__What the exercise asks__: Could you update the evolutionary developmental biology lecture notes below by giving the part starting at "Embryology   Biology 441   Spring 2013   Albert" and ending at "441, Vertebrate Embryology)" again, with "Vertebrate Embryology" changed to "Vertebrate Development"?

Embryology   Biology 441   Spring 2013   Albert Harris

 

Evolutionary Developmental Biology

 

April 26, 2013 (the last lecture in Biology 441, Vertebrate Embryology)

A little history:

in the early 1800s, Karl Ernst Von Baer discovered surprisingly close anatomical similarities between embryos of fish, amphibians, reptiles, birds & mammals.

Among crustaceans, there are even more dramatic patterns, which I will over-simplify by saying that larval crabs look like shrimp. Somewhere, I have seen a really beautiful diagram of the whole "family tree" of arthropods, emphasizing parallels between evolutionary branching and embryonic anatomy of different groups.

Ernst Haeckel invented the over-simplified slogan "Ontogeny Recapitulates Phylogeny".

That means that the changes undergone during embryonic development (That's "Ontogeny") supposedly repeat an extremely accelerated version (That's "Recapitulate" )

__Provided information__:
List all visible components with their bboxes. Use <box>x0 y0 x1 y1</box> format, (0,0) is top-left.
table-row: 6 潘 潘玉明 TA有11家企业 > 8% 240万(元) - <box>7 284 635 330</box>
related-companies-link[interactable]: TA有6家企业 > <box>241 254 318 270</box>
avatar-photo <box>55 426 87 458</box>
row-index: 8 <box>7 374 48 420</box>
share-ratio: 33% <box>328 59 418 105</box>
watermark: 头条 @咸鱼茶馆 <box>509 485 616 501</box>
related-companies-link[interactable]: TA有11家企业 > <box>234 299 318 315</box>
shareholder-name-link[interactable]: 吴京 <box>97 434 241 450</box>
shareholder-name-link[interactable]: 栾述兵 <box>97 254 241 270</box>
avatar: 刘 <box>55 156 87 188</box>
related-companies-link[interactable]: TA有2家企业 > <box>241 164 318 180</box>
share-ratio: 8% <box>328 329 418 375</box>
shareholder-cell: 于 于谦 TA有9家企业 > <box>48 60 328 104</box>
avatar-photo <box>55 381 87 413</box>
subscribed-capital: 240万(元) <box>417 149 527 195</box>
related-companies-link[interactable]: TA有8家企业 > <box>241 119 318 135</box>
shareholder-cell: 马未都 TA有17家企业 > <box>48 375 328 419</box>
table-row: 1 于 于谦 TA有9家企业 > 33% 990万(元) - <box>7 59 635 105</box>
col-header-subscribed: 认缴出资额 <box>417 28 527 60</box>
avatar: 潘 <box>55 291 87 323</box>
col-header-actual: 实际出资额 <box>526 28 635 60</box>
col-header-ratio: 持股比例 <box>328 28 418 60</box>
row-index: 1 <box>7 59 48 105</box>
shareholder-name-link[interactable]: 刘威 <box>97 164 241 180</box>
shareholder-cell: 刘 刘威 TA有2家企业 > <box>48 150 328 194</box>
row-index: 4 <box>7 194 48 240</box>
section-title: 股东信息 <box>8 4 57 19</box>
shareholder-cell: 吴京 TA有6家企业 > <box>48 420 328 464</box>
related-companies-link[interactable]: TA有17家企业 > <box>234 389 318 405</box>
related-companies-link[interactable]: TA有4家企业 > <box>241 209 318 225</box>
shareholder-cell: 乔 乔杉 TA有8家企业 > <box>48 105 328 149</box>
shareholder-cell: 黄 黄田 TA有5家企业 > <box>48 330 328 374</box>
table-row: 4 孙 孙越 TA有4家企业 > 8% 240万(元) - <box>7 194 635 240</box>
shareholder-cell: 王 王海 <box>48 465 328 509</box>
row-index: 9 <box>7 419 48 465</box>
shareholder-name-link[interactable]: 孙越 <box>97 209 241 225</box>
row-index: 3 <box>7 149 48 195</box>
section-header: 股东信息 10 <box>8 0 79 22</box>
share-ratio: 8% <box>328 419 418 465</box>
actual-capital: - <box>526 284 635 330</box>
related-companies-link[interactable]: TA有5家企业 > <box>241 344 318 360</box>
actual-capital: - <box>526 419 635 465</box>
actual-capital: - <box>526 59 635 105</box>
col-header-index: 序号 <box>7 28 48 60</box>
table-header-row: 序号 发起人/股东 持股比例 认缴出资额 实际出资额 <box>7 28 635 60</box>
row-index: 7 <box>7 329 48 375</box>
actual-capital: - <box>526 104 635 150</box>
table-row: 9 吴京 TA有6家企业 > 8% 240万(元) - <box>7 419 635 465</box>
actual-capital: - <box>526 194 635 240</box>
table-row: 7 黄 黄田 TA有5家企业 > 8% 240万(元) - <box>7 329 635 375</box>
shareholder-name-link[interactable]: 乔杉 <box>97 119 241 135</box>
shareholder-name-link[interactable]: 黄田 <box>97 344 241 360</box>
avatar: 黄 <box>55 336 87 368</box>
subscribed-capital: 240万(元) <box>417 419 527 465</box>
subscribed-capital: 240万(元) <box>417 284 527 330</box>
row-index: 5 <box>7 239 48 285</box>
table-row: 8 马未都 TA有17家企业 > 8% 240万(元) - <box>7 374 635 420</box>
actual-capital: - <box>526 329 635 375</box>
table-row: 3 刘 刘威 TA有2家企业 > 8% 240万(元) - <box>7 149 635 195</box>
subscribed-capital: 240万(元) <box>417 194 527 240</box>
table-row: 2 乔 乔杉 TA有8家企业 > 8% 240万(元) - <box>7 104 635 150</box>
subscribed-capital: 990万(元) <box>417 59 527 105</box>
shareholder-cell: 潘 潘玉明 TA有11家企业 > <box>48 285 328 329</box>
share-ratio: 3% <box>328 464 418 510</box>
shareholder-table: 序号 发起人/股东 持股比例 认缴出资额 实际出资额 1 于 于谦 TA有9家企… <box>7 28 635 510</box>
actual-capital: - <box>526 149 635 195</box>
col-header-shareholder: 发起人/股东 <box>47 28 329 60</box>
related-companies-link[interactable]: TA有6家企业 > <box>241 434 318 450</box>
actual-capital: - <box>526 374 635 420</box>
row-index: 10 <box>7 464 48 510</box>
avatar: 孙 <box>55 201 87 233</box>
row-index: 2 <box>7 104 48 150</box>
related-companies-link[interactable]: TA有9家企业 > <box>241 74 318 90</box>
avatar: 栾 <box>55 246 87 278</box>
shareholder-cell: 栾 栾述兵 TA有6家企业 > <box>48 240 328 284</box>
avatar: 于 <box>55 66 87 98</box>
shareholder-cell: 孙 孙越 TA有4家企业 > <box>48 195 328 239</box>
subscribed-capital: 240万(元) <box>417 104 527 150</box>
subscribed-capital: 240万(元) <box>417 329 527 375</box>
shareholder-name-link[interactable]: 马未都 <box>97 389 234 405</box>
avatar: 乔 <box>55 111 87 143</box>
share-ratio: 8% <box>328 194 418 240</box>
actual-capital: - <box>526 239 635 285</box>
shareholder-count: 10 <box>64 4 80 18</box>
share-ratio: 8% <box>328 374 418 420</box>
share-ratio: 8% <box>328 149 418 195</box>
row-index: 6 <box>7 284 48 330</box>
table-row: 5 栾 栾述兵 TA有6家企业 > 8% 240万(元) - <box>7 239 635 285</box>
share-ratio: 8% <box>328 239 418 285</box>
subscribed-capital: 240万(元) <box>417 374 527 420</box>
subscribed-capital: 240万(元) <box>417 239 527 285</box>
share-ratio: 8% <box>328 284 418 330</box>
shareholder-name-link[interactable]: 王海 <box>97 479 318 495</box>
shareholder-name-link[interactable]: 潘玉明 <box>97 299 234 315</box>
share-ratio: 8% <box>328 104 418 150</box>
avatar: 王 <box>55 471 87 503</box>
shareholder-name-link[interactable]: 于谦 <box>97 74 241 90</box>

__Result of the exercise__:
Embryology   Biology 441   Spring 2013   Albert Harris

 

Evolutionary Developmental Biology

 

April 26, 2013 (the last lecture in Biology 441, Vertebrate Development)